* _PROBLEMAS POR RESOLVER_:
A. Enumera todos los elementos que, según el fragmento sobre la obra de Demián Flores, el artista incorpora a las imágenes.
B. Prosigue el fragmento sobre la obra de Demián Flores a partir de su última oración.

* _SECCIÓN DEL DOCUMENTO_:
^^^^

Las juchitecas actuales hemos copiado los trajes que se usaban antes, inspiradas en las fotos de Constantino, e imitado la dignidad en sus maneras, en sus poses. Nos hemos sentido atraídas por esa mezcla entre lo indígena y lo tradicional que se muestra en ellas y subsiste hasta hoy. Demián Flores hace una selección de las imágenes que interviene: no elige todos los rostros, se detiene en el de las mujeres: hieráticas, inconmovibles; y en los trajes, orgullo indubitable de las tecas: trabajan y ahorran para estrenar un traje en cada vela. Las velas son las fiestas del pueblo, todos los juchitecos pertenecemos a una, sea por el apellido, el oficio o el barrio donde vivimos. Me incluyo, como si me tocara la gracia, en esta visión que Demián propone, no sólo porque he visto y encarnado el ritual de vestir un huipil y una enagua con todas sus implicaciones, sino también porque me unen lazos familiares: Sotero Constantino fue el esposo de la tía Manuela, una viejita platicadora y adorable, prima de mi abuela. El año en que conviví con ella, ambas esperaban la muerte, lo hacían con formas pausadas y elegantes; yo conocía el libro de su marido y las fotografías, le pedía que me contara de él y de cómo fue registrar ese Juchitán que comenzaba a perderse. Ella desdeñó mis preguntas y se atuvo a contarme lo contenta que se puso cuando logró obtener algo de dinero con la venta de las fotos y el reconocimiento al trabajo de su marido, aunque después se ensombreció cuando dijo que el verdadero beneficiario había sido su hijo. No insistí, para no tocar heridas que no pueden curarse.

            Demián juega. Juega con la niñez de Na Manuela, de Na Cástula, de Na Áurea y así como el fotógrafo, acomoda, dispone, construye un escenario y un momento histórico: un instante dentro de otro. Es aquel Juchitán pero la devoción es otra, aquí elimina personajes, les da la vuelta, desfigura los rostros y los ilumina, como si no quisiera que los personajes fueran reconocidos, como si pidiera que reverbere en ellos sólo una promesa. Prescinde de mostrar, por ejemplo, cuántas de estas mujeres llevan zapatos o cuántas muestran los pies desnudos, borra la opulencia o la pobreza manifiestas; prescinde de mostrar la belleza, la timidez, la juventud o el atrevimiento que se adivina en los gestos. Incorpora algunos elementos: pájaros, santos, muñecas, la virgen de la Soledad, un guerrero con tocado de conejo, motas, puntos. El discurso se construye, sobre todo, en la elección del tema y en el color; en la voluntad de transfigurar algo íntimo en algo que irrumpe, desdibuja y abre. No es mirar algo nuevo, sino mirar de nuevo.

^^^^

* _DATOS ENUMERADOS_:
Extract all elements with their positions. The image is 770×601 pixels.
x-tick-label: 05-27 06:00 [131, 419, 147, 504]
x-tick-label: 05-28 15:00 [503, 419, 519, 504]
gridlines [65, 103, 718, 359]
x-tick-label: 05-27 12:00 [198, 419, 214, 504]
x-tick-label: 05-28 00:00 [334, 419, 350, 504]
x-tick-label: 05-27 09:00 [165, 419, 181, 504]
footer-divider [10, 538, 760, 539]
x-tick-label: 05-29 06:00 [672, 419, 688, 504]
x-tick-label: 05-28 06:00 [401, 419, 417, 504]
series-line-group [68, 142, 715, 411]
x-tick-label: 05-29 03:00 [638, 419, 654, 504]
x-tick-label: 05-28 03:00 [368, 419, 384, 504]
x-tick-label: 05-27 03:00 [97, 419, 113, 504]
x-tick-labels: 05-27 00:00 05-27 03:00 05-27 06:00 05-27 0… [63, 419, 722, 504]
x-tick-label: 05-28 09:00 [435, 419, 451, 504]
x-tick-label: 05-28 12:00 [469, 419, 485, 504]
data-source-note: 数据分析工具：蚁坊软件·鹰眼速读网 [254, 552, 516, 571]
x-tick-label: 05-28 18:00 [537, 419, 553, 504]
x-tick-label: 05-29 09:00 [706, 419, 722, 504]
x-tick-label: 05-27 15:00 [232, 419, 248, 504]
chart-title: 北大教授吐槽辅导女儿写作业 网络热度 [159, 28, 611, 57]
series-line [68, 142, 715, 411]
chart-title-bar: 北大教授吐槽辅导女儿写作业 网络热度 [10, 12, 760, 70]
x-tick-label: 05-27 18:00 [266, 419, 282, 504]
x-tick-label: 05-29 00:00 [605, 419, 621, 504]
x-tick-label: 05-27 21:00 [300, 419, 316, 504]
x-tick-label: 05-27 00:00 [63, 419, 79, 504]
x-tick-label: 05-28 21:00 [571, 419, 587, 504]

^^^^

* _RESPUESTAS POR TAREA_:
A. Pájaros, santos, muñecas, la virgen de la Soledad, un guerrero con tocado de conejo, motas y puntos.

B.
Demián juega. Juega con sus referentes, a veces irónico, a veces curioso, como preguntándose de qué están hechas estas mujeres, tan rotundas y esplendentes: él viene de ahí, conoce esas risas abarcadoras detrás de la seriedad de las fotos. Ríe con ellas al transfigurarlas, al meterles una mano en el alma o en el cuerpo, como reirían muchas paisanas con él; pero también hurga en la melodía de este pueblo, en su voluntad de sostenerse y de inventarse a través de sus mujeres. Esa curiosidad es amplia, formula preguntas y propone acertijos, nos implica. En varias de estas imágenes las mujeres están en pares o en grupo, una al lado de otra o en alianzas que manifiestan una sororidad valiosa entre paisanas; esos “pactos entre mujeres” que hermanan sus destinos a los de sus hermanas y despliegan la fuerza de lo femenino.

Demián juega un juego serio, sin dejar de ser lúdico. Su mirada siempre es hacia los otros, es social. ¿Cómo podría no serlo en un lugar donde la vida es colectiva? Nos convoca a escuchar el eco de un pasado hambriento de símbolos y nos entrega un espejo en el que cada uno se mirará a su manera.

 

 

 

 

 

 

 

 

 

 

Publicado en el catálogo Estucos, Casa Lamm, México, 2016.